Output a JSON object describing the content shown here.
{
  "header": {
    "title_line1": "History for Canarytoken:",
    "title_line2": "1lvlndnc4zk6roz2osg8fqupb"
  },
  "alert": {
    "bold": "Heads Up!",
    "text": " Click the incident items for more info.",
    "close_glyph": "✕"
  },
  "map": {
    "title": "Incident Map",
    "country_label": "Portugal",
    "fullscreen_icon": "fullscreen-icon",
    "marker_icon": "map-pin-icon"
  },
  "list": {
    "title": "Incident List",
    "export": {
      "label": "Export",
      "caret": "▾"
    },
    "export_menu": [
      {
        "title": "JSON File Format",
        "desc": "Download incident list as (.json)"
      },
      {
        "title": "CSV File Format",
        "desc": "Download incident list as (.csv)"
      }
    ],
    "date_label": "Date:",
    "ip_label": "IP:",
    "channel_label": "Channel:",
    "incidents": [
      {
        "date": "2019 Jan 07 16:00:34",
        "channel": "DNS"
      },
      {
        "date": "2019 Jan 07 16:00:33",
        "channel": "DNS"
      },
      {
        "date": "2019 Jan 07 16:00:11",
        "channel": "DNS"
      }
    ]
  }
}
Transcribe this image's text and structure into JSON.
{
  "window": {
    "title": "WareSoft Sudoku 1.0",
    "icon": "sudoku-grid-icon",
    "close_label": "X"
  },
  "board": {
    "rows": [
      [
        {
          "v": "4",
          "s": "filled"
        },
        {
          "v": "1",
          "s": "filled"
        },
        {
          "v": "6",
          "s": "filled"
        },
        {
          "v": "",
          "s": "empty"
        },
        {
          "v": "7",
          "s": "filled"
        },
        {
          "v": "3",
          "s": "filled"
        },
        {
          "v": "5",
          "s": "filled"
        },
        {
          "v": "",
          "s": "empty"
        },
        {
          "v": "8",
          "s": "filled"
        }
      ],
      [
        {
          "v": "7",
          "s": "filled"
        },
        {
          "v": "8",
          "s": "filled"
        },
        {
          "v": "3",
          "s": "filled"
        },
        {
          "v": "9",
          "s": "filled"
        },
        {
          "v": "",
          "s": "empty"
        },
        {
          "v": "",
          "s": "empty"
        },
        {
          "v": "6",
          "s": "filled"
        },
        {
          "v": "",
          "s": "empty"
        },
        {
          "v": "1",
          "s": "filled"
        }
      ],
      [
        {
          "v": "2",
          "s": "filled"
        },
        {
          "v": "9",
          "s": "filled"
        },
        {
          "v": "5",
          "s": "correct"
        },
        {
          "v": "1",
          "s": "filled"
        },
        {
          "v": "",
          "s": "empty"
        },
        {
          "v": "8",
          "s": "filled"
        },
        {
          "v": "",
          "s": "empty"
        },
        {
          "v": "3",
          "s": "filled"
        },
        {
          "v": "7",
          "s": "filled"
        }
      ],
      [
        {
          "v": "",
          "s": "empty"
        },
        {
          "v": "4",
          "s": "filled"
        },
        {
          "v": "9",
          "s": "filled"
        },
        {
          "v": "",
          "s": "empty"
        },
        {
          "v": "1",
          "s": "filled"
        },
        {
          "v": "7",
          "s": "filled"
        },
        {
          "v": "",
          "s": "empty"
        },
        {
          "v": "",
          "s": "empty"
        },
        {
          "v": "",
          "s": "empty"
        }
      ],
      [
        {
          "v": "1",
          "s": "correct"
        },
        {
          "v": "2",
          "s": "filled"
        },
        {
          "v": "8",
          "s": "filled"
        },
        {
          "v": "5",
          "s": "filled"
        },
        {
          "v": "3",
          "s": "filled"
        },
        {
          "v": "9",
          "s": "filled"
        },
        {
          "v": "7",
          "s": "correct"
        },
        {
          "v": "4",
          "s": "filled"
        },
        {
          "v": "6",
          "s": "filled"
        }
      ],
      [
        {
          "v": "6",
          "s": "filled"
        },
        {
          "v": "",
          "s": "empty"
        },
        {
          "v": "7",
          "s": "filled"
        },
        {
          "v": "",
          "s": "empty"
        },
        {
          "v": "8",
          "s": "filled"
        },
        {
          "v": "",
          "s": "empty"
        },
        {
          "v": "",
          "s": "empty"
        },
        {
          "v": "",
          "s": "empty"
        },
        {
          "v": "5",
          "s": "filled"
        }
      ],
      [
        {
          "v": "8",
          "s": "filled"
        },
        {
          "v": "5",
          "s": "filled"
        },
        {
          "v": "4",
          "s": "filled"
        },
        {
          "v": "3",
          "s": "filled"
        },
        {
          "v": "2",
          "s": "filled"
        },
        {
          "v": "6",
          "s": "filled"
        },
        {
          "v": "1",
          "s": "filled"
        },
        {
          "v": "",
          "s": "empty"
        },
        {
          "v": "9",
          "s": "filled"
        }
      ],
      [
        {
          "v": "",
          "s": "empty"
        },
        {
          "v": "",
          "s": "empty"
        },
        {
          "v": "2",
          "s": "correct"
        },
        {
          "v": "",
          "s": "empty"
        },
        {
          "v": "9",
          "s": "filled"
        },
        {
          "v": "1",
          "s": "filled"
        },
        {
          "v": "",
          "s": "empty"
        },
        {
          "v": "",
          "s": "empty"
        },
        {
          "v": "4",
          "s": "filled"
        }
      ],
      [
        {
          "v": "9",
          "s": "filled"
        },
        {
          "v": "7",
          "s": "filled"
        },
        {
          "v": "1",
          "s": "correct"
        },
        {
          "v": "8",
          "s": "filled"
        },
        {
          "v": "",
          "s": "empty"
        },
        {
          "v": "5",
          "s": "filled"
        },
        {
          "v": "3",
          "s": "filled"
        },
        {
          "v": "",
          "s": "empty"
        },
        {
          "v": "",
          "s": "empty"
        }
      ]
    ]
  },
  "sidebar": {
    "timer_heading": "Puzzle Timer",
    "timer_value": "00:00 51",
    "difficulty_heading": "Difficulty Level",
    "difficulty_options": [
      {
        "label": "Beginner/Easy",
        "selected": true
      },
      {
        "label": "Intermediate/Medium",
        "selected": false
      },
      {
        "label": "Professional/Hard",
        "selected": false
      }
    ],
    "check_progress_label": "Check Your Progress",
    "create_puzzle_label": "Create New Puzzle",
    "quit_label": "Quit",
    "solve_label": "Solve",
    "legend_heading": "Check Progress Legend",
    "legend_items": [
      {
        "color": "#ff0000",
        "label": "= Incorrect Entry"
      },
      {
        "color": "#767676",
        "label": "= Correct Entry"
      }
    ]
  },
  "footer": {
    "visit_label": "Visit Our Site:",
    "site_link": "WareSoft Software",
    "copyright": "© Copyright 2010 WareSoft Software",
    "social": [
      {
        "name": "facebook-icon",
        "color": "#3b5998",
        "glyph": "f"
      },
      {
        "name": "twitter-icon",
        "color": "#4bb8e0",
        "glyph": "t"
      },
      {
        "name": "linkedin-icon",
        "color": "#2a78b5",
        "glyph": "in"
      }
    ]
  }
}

========================================================================

● **Goal of the exercise**
Show the lines of the records that contain the word "WareSoft".

● **Full solution**
    "title": "WareSoft Sudoku 1.0",
    "site_link": "WareSoft Software",
    "copyright": "© Copyright 2010 WareSoft Software",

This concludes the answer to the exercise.